# TASK INSTRUCTIONS
Provide the count of lines that hold "يسوع" and no other output.

--- start of EXERCISE MATERIALS ---

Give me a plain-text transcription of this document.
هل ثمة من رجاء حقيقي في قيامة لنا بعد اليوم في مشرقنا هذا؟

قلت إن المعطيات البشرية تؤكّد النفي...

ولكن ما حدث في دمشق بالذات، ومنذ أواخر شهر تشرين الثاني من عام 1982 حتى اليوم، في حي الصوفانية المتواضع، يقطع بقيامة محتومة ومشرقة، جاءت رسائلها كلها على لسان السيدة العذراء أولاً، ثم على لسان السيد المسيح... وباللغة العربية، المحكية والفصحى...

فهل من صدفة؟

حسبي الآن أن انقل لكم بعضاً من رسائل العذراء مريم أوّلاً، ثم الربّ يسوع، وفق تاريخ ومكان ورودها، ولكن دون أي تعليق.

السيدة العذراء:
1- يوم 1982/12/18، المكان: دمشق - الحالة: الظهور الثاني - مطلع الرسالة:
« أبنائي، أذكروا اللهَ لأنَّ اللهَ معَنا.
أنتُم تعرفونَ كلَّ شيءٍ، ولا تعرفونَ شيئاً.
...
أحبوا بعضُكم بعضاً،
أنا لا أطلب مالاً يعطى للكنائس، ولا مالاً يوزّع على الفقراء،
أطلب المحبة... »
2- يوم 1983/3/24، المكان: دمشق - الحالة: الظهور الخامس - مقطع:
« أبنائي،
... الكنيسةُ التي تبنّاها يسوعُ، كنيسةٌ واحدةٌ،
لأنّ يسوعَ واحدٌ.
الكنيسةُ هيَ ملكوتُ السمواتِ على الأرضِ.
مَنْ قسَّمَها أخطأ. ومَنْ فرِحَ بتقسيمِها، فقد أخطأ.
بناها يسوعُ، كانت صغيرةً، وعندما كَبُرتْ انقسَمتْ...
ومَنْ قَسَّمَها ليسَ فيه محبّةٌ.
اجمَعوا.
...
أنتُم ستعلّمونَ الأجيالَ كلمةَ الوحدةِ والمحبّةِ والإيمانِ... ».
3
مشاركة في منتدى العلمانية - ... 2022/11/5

--- end of EXERCISE MATERIALS ---

# WRITTEN REPLY
4